## Begin DATA FOR THE TASK
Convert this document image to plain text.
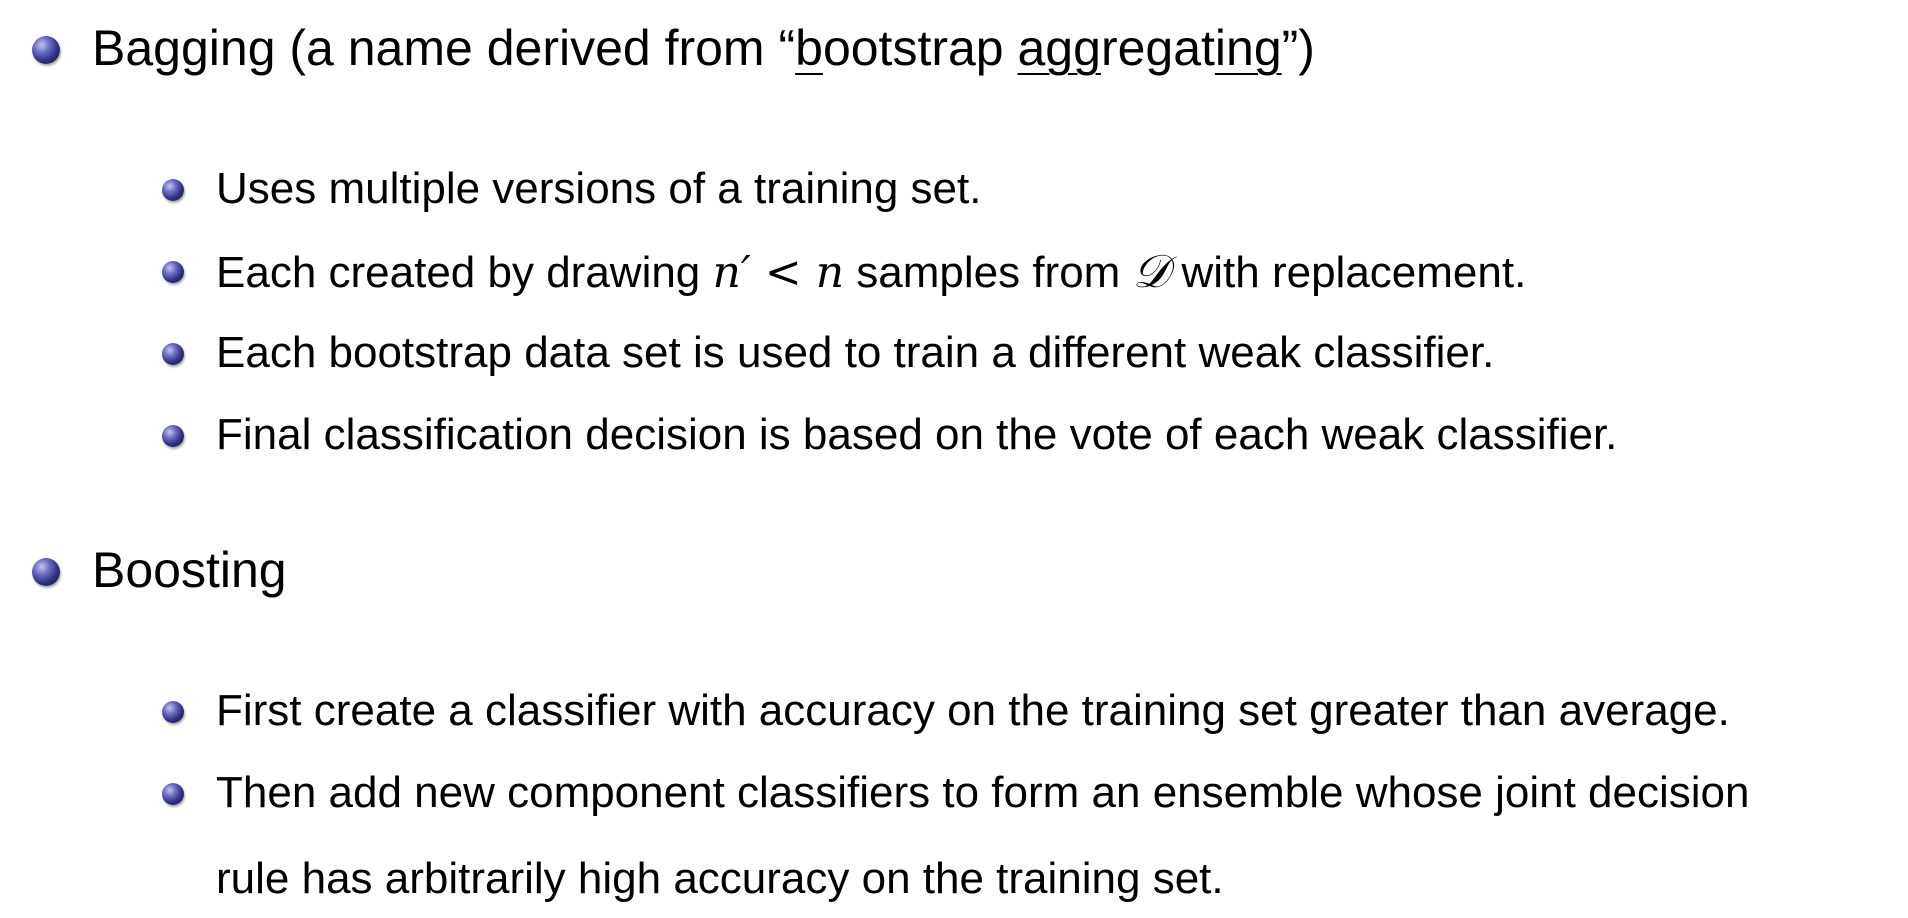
Bagging (a name derived from “bootstrap aggregating”)
Uses multiple versions of a training set.
Each created by drawing n′ < n samples from 𝒟 with replacement.
Each bootstrap data set is used to train a different weak classifier.
Final classification decision is based on the vote of each weak classifier.
Boosting
First create a classifier with accuracy on the training set greater than average.
Then add new component classifiers to form an ensemble whose joint decision
rule has arbitrarily high accuracy on the training set.
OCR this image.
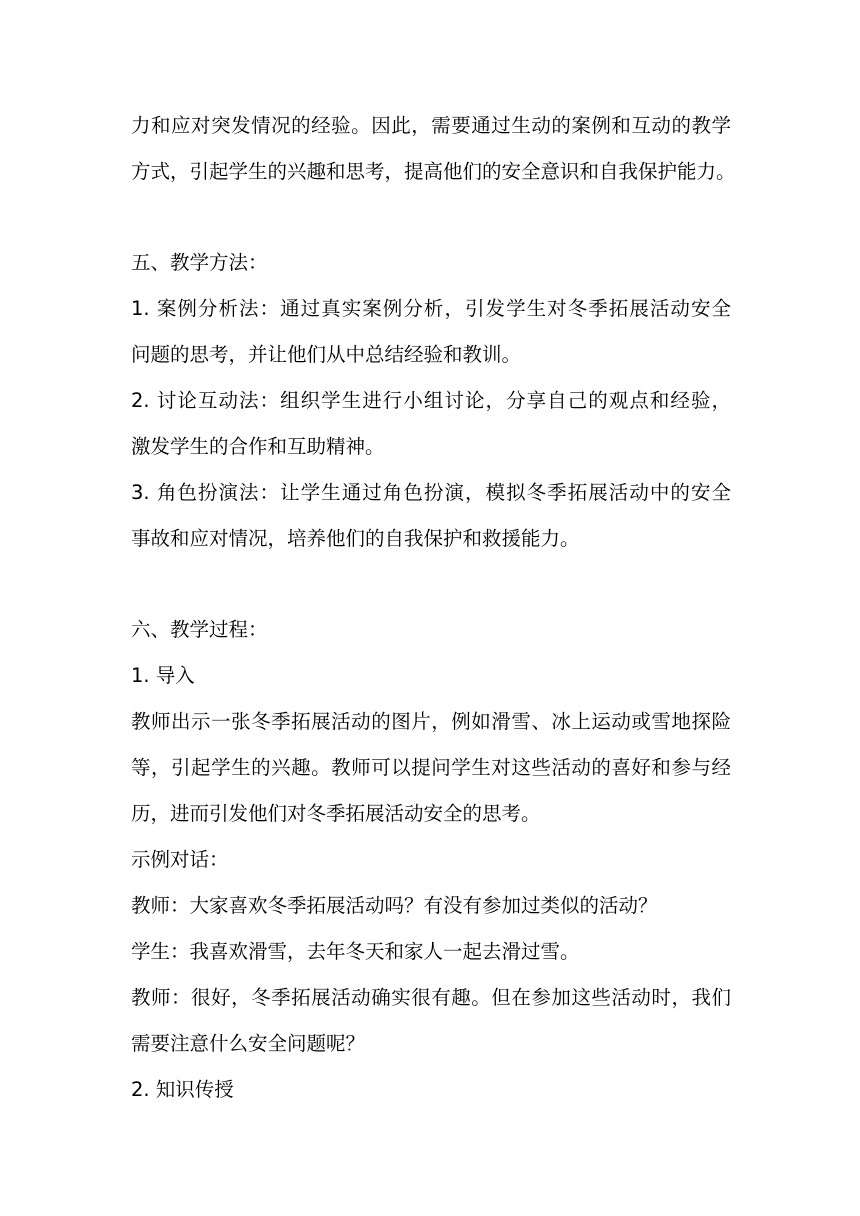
力和应对突发情况的经验。因此，需要通过生动的案例和互动的教学
方式，引起学生的兴趣和思考，提高他们的安全意识和自我保护能力。
五、教学方法：
1. 案例分析法：通过真实案例分析，引发学生对冬季拓展活动安全
问题的思考，并让他们从中总结经验和教训。
2. 讨论互动法：组织学生进行小组讨论，分享自己的观点和经验，
激发学生的合作和互助精神。
3. 角色扮演法：让学生通过角色扮演，模拟冬季拓展活动中的安全
事故和应对情况，培养他们的自我保护和救援能力。
六、教学过程：
1. 导入
教师出示一张冬季拓展活动的图片，例如滑雪、冰上运动或雪地探险
等，引起学生的兴趣。教师可以提问学生对这些活动的喜好和参与经
历，进而引发他们对冬季拓展活动安全的思考。
示例对话：
教师：大家喜欢冬季拓展活动吗？有没有参加过类似的活动？
学生：我喜欢滑雪，去年冬天和家人一起去滑过雪。
教师：很好，冬季拓展活动确实很有趣。但在参加这些活动时，我们
需要注意什么安全问题呢？
2. 知识传授
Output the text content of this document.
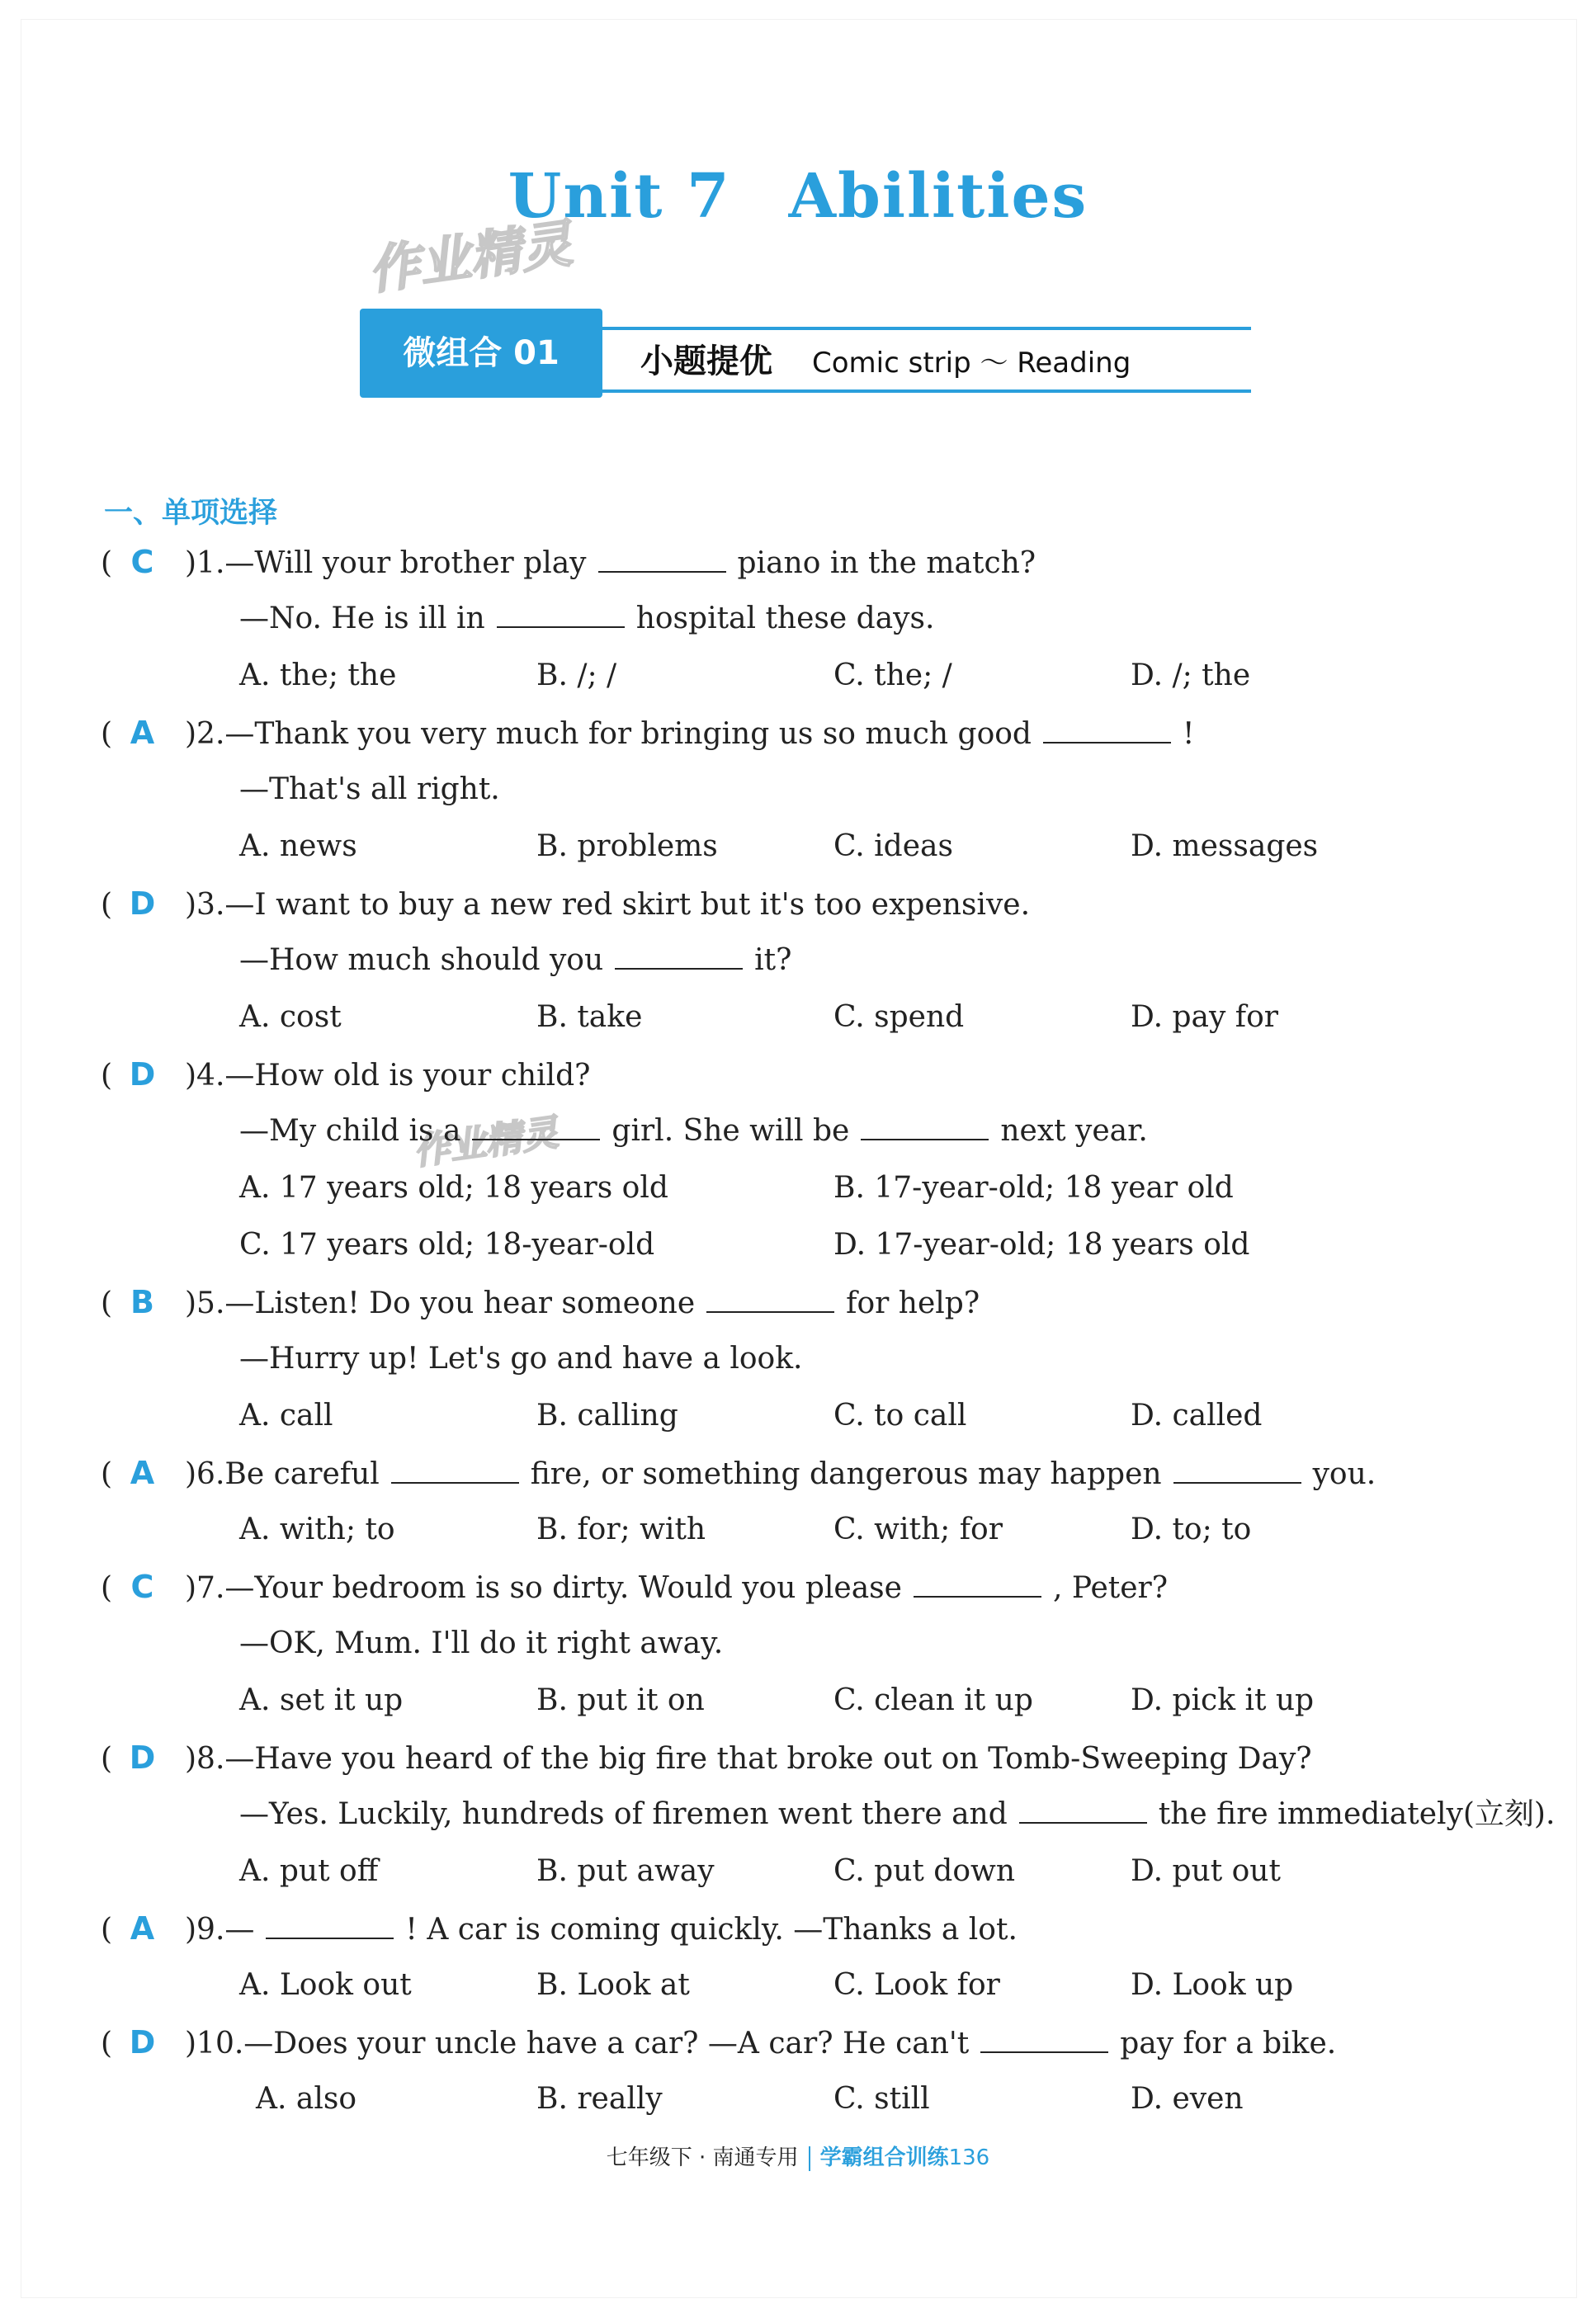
Unit 7 Abilities
作业精灵
作业精灵
微组合 01	小题提优 Comic strip ～ Reading
一、单项选择
( C )1.—Will your brother play	piano in the match?
—No. He is ill in	hospital these days.
A. the; the	B. /; /	C. the; /	D. /; the
( A )2.—Thank you very much for bringing us so much good	!
—That's all right.
A. news	B. problems	C. ideas	D. messages
( D )3.—I want to buy a new red skirt but it's too expensive.
—How much should you	it?
A. cost	B. take	C. spend	D. pay for
( D )4.—How old is your child?
—My child is a	girl. She will be	next year.
A. 17 years old; 18 years old	B. 17-year-old; 18 year old
C. 17 years old; 18-year-old	D. 17-year-old; 18 years old
( B )5.—Listen! Do you hear someone	for help?
—Hurry up! Let's go and have a look.
A. call	B. calling	C. to call	D. called
( A )6.Be careful	fire, or something dangerous may happen	you.
A. with; to	B. for; with	C. with; for	D. to; to
( C )7.—Your bedroom is so dirty. Would you please	, Peter?
—OK, Mum. I'll do it right away.
A. set it up	B. put it on	C. clean it up	D. pick it up
( D )8.—Have you heard of the big fire that broke out on Tomb-Sweeping Day?
—Yes. Luckily, hundreds of firemen went there and	the fire immediately(立刻).
A. put off	B. put away	C. put down	D. put out
( A )9.—	! A car is coming quickly. —Thanks a lot.
A. Look out	B. Look at	C. Look for	D. Look up
( D )10.—Does your uncle have a car? —A car? He can't	pay for a bike.
A. also	B. really	C. still	D. even
七年级下 · 南通专用 学霸组合训练136
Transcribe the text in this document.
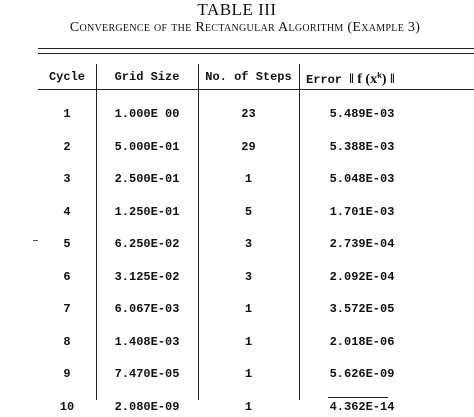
TABLE III
Convergence of the Rectangular Algorithm (Example 3)
Cycle	Grid Size	No. of Steps	Error ‖ f $(x^k)$ ‖
1	1.000E 00	23	5.489E-03
2	5.000E-01	29	5.388E-03
3	2.500E-01	1	5.048E-03
4	1.250E-01	5	1.701E-03
5	6.250E-02	3	2.739E-04
6	3.125E-02	3	2.092E-04
7	6.067E-03	1	3.572E-05
8	1.408E-03	1	2.018E-06
9	7.470E-05	1	5.626E-09
10	2.080E-09	1	4.362E-14
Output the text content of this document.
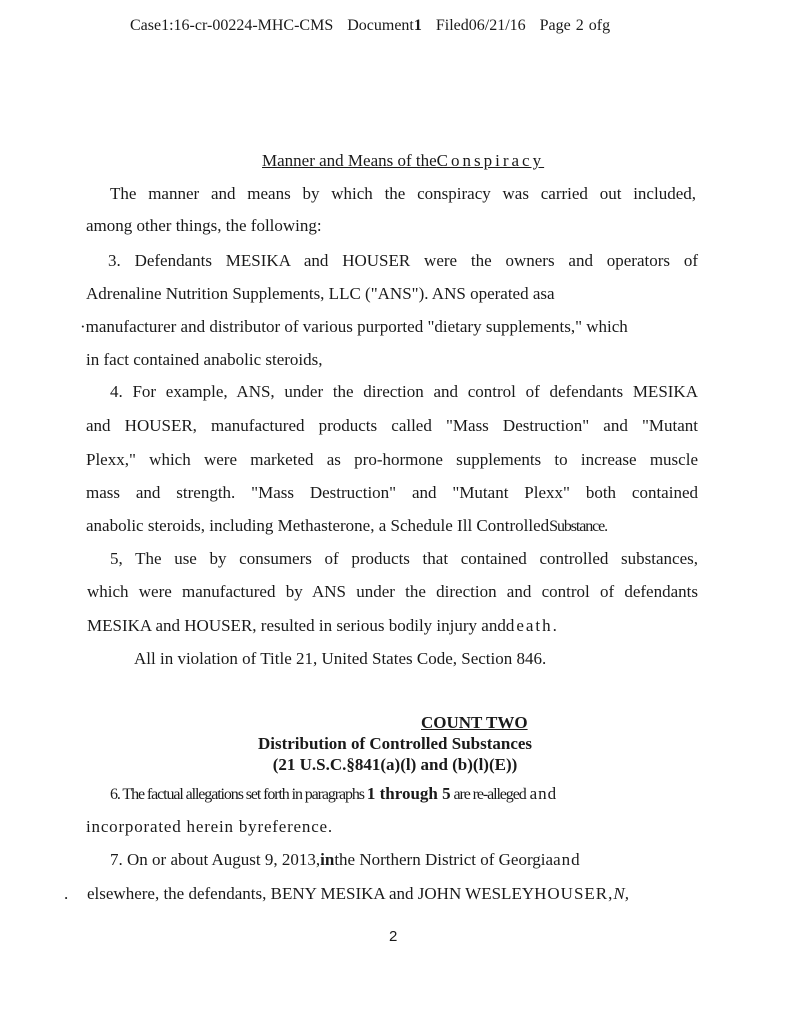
Case1:16-cr-00224-MHC-CMS Document1 Filed06/21/16 Page 2 ofg
Manner and Means of theConspiracy
The manner and means by which the conspiracy was carried out included,
among other things, the following:
3. Defendants MESIKA and HOUSER were the owners and operators of
Adrenaline Nutrition Supplements, LLC ("ANS"). ANS operated asa
·manufacturer and distributor of various purported "dietary supplements," which
in fact contained anabolic steroids,
4. For example, ANS, under the direction and control of defendants MESIKA
and HOUSER, manufactured products called "Mass Destruction" and "Mutant
Plexx," which were marketed as pro-hormone supplements to increase muscle
mass and strength. "Mass Destruction" and "Mutant Plexx" both contained
anabolic steroids, including Methasterone, a Schedule Ill ControlledSubstance.
5, The use by consumers of products that contained controlled substances,
which were manufactured by ANS under the direction and control of defendants
MESIKA and HOUSER, resulted in serious bodily injury anddeath.
All in violation of Title 21, United States Code, Section 846.
COUNT TWO
Distribution of Controlled Substances
(21 U.S.C.§841(a)(l) and (b)(l)(E))
6. The factual allegations set forth in paragraphs 1 through 5 are re-alleged and
incorporated herein byreference.
7. On or about August 9, 2013,inthe Northern District of Georgiaand
. elsewhere, the defendants, BENY MESIKA and JOHN WESLEYHOUSER,N,
2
## End DATA FOR THE TASK
EXERCISE:
Give every line of the material that includes the string "bootstrap".

FULL RESPONSE:
Bagging (a name derived from “bootstrap aggregating”)
Each bootstrap data set is used to train a different weak classifier.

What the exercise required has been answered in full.